So, let's go ahead and check out of here and select the first recommendation, the bar chart showing satisfaction by airline name. This automatically creates a second tap, or discovery, within our discovery set.

Now, make some modifications to this chart and the first will be to right click the airline name access label and sort my airlines descending by average satisfaction value. Now, it becomes clear that IBM Airlines falls roughly in the middle of the pack at number nine out of the 14 total airlines.

I can also right click on my y-axis label which gives me options to change the summarization modes. For instance, from average to sum, minimum, maximum, count, et cetera, or I can edit the airline name field itself to set a particular condition.

In this case, let's add a top bottom condition to show only the top 10 airlines by satisfaction.

Now, you may notice that every time you make a change or update a visualization, thE discovery pane on the right side of the page will update dynamically with new content, this is simply a way for Watson Analytics to help guide you towards additional related discoveries and help trigger some new ideas that you might not have considered. So, let's go ahead and rename this tab Satisfaction by airline.

Custom visualization

Up to this point, we've been mostly sticking with the discoveries and visualizations that Watson Analytics is recommending for us, but we don't have to. For example, let's say we click on one of the dynamic discoveries next to the satisfaction chart. It really could be any of them. In this case, go with the top airline by price sensitivity bubble chart, and let's say we click on that and then realize that this isn't really at all what we're looking for. Well, we always have the option to completely customize our visualizations or even build new ones from scratch.

For instance, we can go up in the top left, drill into our visualization options, and here we have some recommended options plus a number of other visualizations. In this case, go to a completely different route, and choose a combination chart. Now hide the visualization pane, and at this point, you can just use the data tray to drag and drop new fields into the trays beneath the chart to customize your visualization. we arecurious to see how satisfaction ratings differ by airline status, so find airline status and drag it into the x-axis or column tray, and then you can find satisfaction and drag satisfaction into the line position tray. And, finally, instead of showing the length of the columns based on price sensitivity, swap in rows to get a gauge of how many survey respondents fall into each airline status category.

Now we're starting to reveal some really interesting insights. Blue travellers, who make up the default lowest classNameaccount for the largest volume and the lowest average satisfaction ratings, which we might expect. What's surprising, however, is that platinum members, who have the highest airline status, aren't even as satisfied as gold or silver members.

*AVAILABLE DATA*.
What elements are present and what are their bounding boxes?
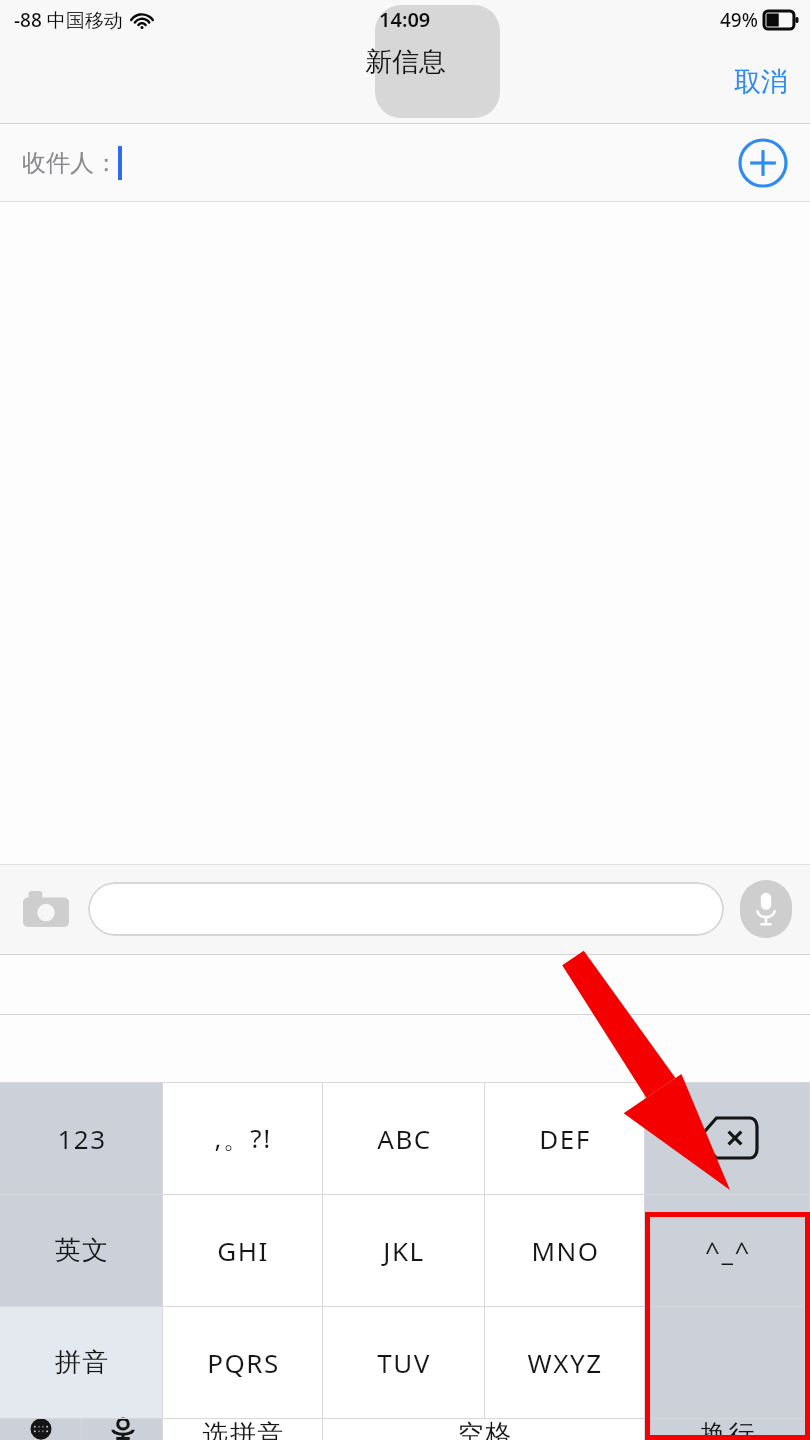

*WHAT YOU ARE ASKED TO DO*. Put this sentence from the Watson Analytics walkthrough into Spanish: "Well, we always have the option to completely customize our visualizations or even build new ones from scratch."

*EXERCISE RESULT*. Bueno, siempre tenemos la opción de personalizar por completo nuestras visualizaciones o incluso crear otras nuevas desde cero.